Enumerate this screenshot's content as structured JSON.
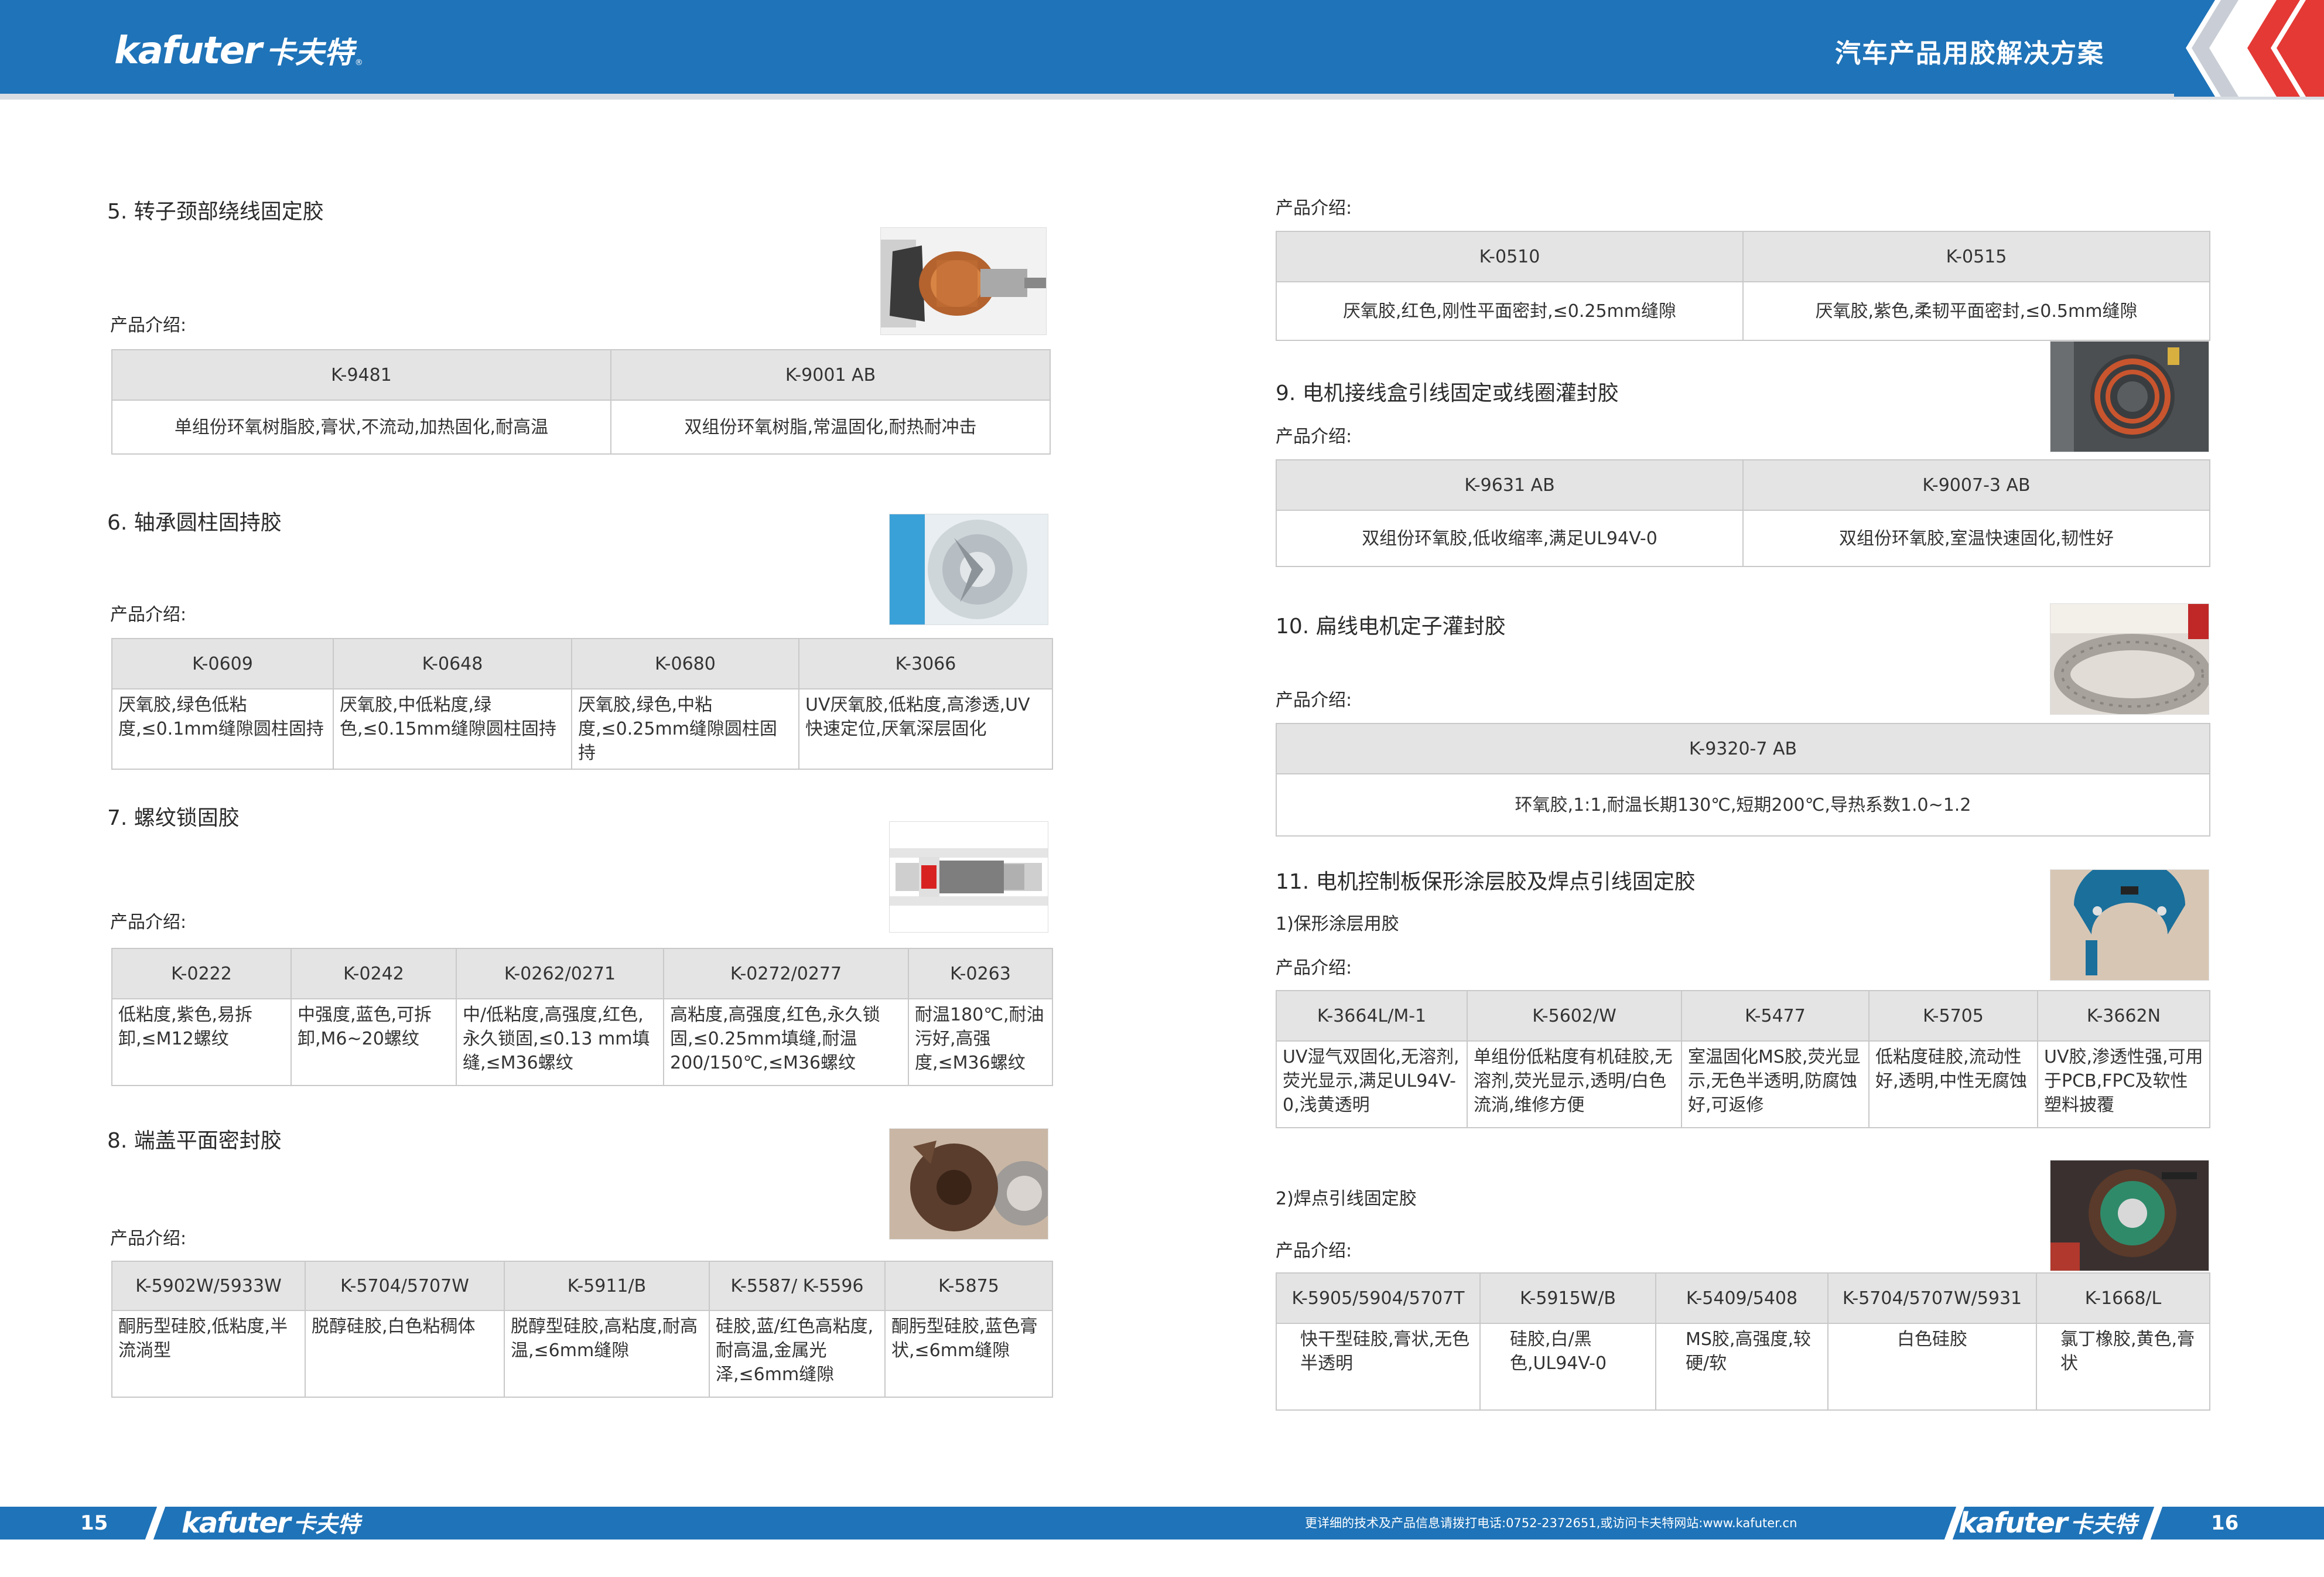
{
  "header": {
    "brand_en": "kafuter",
    "brand_cn": "卡夫特",
    "brand_reg": "®",
    "title": "汽车产品用胶解决方案",
    "color": "#1f73b8"
  },
  "intro_label": "产品介绍:",
  "left": {
    "s5": {
      "title": "5. 转子颈部绕线固定胶",
      "headers": [
        "K-9481",
        "K-9001 AB"
      ],
      "cells": [
        "单组份环氧树脂胶,膏状,不流动,加热固化,耐高温",
        "双组份环氧树脂,常温固化,耐热耐冲击"
      ]
    },
    "s6": {
      "title": "6. 轴承圆柱固持胶",
      "headers": [
        "K-0609",
        "K-0648",
        "K-0680",
        "K-3066"
      ],
      "cells": [
        "厌氧胶,绿色低粘度,≤0.1mm缝隙圆柱固持",
        "厌氧胶,中低粘度,绿色,≤0.15mm缝隙圆柱固持",
        "厌氧胶,绿色,中粘度,≤0.25mm缝隙圆柱固持",
        "UV厌氧胶,低粘度,高渗透,UV快速定位,厌氧深层固化"
      ]
    },
    "s7": {
      "title": "7. 螺纹锁固胶",
      "headers": [
        "K-0222",
        "K-0242",
        "K-0262/0271",
        "K-0272/0277",
        "K-0263"
      ],
      "cells": [
        "低粘度,紫色,易拆卸,≤M12螺纹",
        "中强度,蓝色,可拆卸,M6~20螺纹",
        "中/低粘度,高强度,红色,永久锁固,≤0.13 mm填缝,≤M36螺纹",
        "高粘度,高强度,红色,永久锁固,≤0.25mm填缝,耐温200/150℃,≤M36螺纹",
        "耐温180℃,耐油污好,高强度,≤M36螺纹"
      ]
    },
    "s8": {
      "title": "8. 端盖平面密封胶",
      "headers": [
        "K-5902W/5933W",
        "K-5704/5707W",
        "K-5911/B",
        "K-5587/ K-5596",
        "K-5875"
      ],
      "cells": [
        "酮肟型硅胶,低粘度,半流淌型",
        "脱醇硅胶,白色粘稠体",
        "脱醇型硅胶,高粘度,耐高温,≤6mm缝隙",
        "硅胶,蓝/红色高粘度,耐高温,金属光泽,≤6mm缝隙",
        "酮肟型硅胶,蓝色膏状,≤6mm缝隙"
      ]
    }
  },
  "right": {
    "s_top": {
      "headers": [
        "K-0510",
        "K-0515"
      ],
      "cells": [
        "厌氧胶,红色,刚性平面密封,≤0.25mm缝隙",
        "厌氧胶,紫色,柔韧平面密封,≤0.5mm缝隙"
      ]
    },
    "s9": {
      "title": "9. 电机接线盒引线固定或线圈灌封胶",
      "headers": [
        "K-9631 AB",
        "K-9007-3 AB"
      ],
      "cells": [
        "双组份环氧胶,低收缩率,满足UL94V-0",
        "双组份环氧胶,室温快速固化,韧性好"
      ]
    },
    "s10": {
      "title": "10. 扁线电机定子灌封胶",
      "headers": [
        "K-9320-7 AB"
      ],
      "cells": [
        "环氧胶,1:1,耐温长期130℃,短期200℃,导热系数1.0~1.2"
      ]
    },
    "s11": {
      "title": "11. 电机控制板保形涂层胶及焊点引线固定胶",
      "sub1": "1)保形涂层用胶",
      "headers1": [
        "K-3664L/M-1",
        "K-5602/W",
        "K-5477",
        "K-5705",
        "K-3662N"
      ],
      "cells1": [
        "UV湿气双固化,无溶剂,荧光显示,满足UL94V-0,浅黄透明",
        "单组份低粘度有机硅胶,无溶剂,荧光显示,透明/白色流淌,维修方便",
        "室温固化MS胶,荧光显示,无色半透明,防腐蚀好,可返修",
        "低粘度硅胶,流动性好,透明,中性无腐蚀",
        "UV胶,渗透性强,可用于PCB,FPC及软性塑料披覆"
      ],
      "sub2": "2)焊点引线固定胶",
      "headers2": [
        "K-5905/5904/5707T",
        "K-5915W/B",
        "K-5409/5408",
        "K-5704/5707W/5931",
        "K-1668/L"
      ],
      "cells2": [
        "快干型硅胶,膏状,无色半透明",
        "硅胶,白/黑色,UL94V-0",
        "MS胶,高强度,较硬/软",
        "白色硅胶",
        "氯丁橡胶,黄色,膏状"
      ]
    }
  },
  "footer": {
    "page_left": "15",
    "page_right": "16",
    "contact": "更详细的技术及产品信息请拨打电话:0752-2372651,或访问卡夫特网站:www.kafuter.cn",
    "brand_en": "kafuter",
    "brand_cn": "卡夫特"
  }
}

____________

Print each line of the material above exactly, with the pictures removed from your copy.

■ THE SOLUTION:
Enumerate this screenshot's content as structured JSON.
{
  "header": {
    "brand_en": "kafuter",
    "brand_cn": "卡夫特",
    "brand_reg": "®",
    "title": "汽车产品用胶解决方案",
    "color": "#1f73b8"
  },
  "intro_label": "产品介绍:",
  "left": {
    "s5": {
      "title": "5. 转子颈部绕线固定胶",
      "headers": [
        "K-9481",
        "K-9001 AB"
      ],
      "cells": [
        "单组份环氧树脂胶,膏状,不流动,加热固化,耐高温",
        "双组份环氧树脂,常温固化,耐热耐冲击"
      ]
    },
    "s6": {
      "title": "6. 轴承圆柱固持胶",
      "headers": [
        "K-0609",
        "K-0648",
        "K-0680",
        "K-3066"
      ],
      "cells": [
        "厌氧胶,绿色低粘度,≤0.1mm缝隙圆柱固持",
        "厌氧胶,中低粘度,绿色,≤0.15mm缝隙圆柱固持",
        "厌氧胶,绿色,中粘度,≤0.25mm缝隙圆柱固持",
        "UV厌氧胶,低粘度,高渗透,UV快速定位,厌氧深层固化"
      ]
    },
    "s7": {
      "title": "7. 螺纹锁固胶",
      "headers": [
        "K-0222",
        "K-0242",
        "K-0262/0271",
        "K-0272/0277",
        "K-0263"
      ],
      "cells": [
        "低粘度,紫色,易拆卸,≤M12螺纹",
        "中强度,蓝色,可拆卸,M6~20螺纹",
        "中/低粘度,高强度,红色,永久锁固,≤0.13 mm填缝,≤M36螺纹",
        "高粘度,高强度,红色,永久锁固,≤0.25mm填缝,耐温200/150℃,≤M36螺纹",
        "耐温180℃,耐油污好,高强度,≤M36螺纹"
      ]
    },
    "s8": {
      "title": "8. 端盖平面密封胶",
      "headers": [
        "K-5902W/5933W",
        "K-5704/5707W",
        "K-5911/B",
        "K-5587/ K-5596",
        "K-5875"
      ],
      "cells": [
        "酮肟型硅胶,低粘度,半流淌型",
        "脱醇硅胶,白色粘稠体",
        "脱醇型硅胶,高粘度,耐高温,≤6mm缝隙",
        "硅胶,蓝/红色高粘度,耐高温,金属光泽,≤6mm缝隙",
        "酮肟型硅胶,蓝色膏状,≤6mm缝隙"
      ]
    }
  },
  "right": {
    "s_top": {
      "headers": [
        "K-0510",
        "K-0515"
      ],
      "cells": [
        "厌氧胶,红色,刚性平面密封,≤0.25mm缝隙",
        "厌氧胶,紫色,柔韧平面密封,≤0.5mm缝隙"
      ]
    },
    "s9": {
      "title": "9. 电机接线盒引线固定或线圈灌封胶",
      "headers": [
        "K-9631 AB",
        "K-9007-3 AB"
      ],
      "cells": [
        "双组份环氧胶,低收缩率,满足UL94V-0",
        "双组份环氧胶,室温快速固化,韧性好"
      ]
    },
    "s10": {
      "title": "10. 扁线电机定子灌封胶",
      "headers": [
        "K-9320-7 AB"
      ],
      "cells": [
        "环氧胶,1:1,耐温长期130℃,短期200℃,导热系数1.0~1.2"
      ]
    },
    "s11": {
      "title": "11. 电机控制板保形涂层胶及焊点引线固定胶",
      "sub1": "1)保形涂层用胶",
      "headers1": [
        "K-3664L/M-1",
        "K-5602/W",
        "K-5477",
        "K-5705",
        "K-3662N"
      ],
      "cells1": [
        "UV湿气双固化,无溶剂,荧光显示,满足UL94V-0,浅黄透明",
        "单组份低粘度有机硅胶,无溶剂,荧光显示,透明/白色流淌,维修方便",
        "室温固化MS胶,荧光显示,无色半透明,防腐蚀好,可返修",
        "低粘度硅胶,流动性好,透明,中性无腐蚀",
        "UV胶,渗透性强,可用于PCB,FPC及软性塑料披覆"
      ],
      "sub2": "2)焊点引线固定胶",
      "headers2": [
        "K-5905/5904/5707T",
        "K-5915W/B",
        "K-5409/5408",
        "K-5704/5707W/5931",
        "K-1668/L"
      ],
      "cells2": [
        "快干型硅胶,膏状,无色半透明",
        "硅胶,白/黑色,UL94V-0",
        "MS胶,高强度,较硬/软",
        "白色硅胶",
        "氯丁橡胶,黄色,膏状"
      ]
    }
  },
  "footer": {
    "page_left": "15",
    "page_right": "16",
    "contact": "更详细的技术及产品信息请拨打电话:0752-2372651,或访问卡夫特网站:www.kafuter.cn",
    "brand_en": "kafuter",
    "brand_cn": "卡夫特"
  }
}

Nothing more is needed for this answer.